• _Task statement_: Gather all lines containing the string "Antal" and copy them out.

Collection entries
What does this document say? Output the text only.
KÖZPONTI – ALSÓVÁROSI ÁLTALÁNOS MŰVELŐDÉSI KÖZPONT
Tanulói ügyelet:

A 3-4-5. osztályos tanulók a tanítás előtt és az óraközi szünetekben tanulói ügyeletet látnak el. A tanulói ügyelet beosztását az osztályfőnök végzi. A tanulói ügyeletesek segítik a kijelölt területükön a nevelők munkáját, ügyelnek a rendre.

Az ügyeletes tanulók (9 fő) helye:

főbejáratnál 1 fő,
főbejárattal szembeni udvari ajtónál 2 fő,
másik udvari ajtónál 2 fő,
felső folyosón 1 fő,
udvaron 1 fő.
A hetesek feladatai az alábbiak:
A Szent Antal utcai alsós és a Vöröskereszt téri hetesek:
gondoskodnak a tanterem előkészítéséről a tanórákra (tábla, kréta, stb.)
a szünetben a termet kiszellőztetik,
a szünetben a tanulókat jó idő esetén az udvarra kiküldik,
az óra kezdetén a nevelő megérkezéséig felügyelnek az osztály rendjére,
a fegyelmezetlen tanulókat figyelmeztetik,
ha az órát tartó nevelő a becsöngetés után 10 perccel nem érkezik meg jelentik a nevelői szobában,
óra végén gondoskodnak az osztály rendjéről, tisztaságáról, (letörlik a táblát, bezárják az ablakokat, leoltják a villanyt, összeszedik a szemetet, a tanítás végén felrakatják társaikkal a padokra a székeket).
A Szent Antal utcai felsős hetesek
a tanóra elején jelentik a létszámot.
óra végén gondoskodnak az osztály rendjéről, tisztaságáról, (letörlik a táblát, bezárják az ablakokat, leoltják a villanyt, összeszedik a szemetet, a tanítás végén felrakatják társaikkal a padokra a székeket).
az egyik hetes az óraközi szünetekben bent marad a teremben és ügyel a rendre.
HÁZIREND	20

• _Answer for the task_:
A Szent Antal utcai alsós és a Vöröskereszt téri hetesek:
A Szent Antal utcai felsős hetesek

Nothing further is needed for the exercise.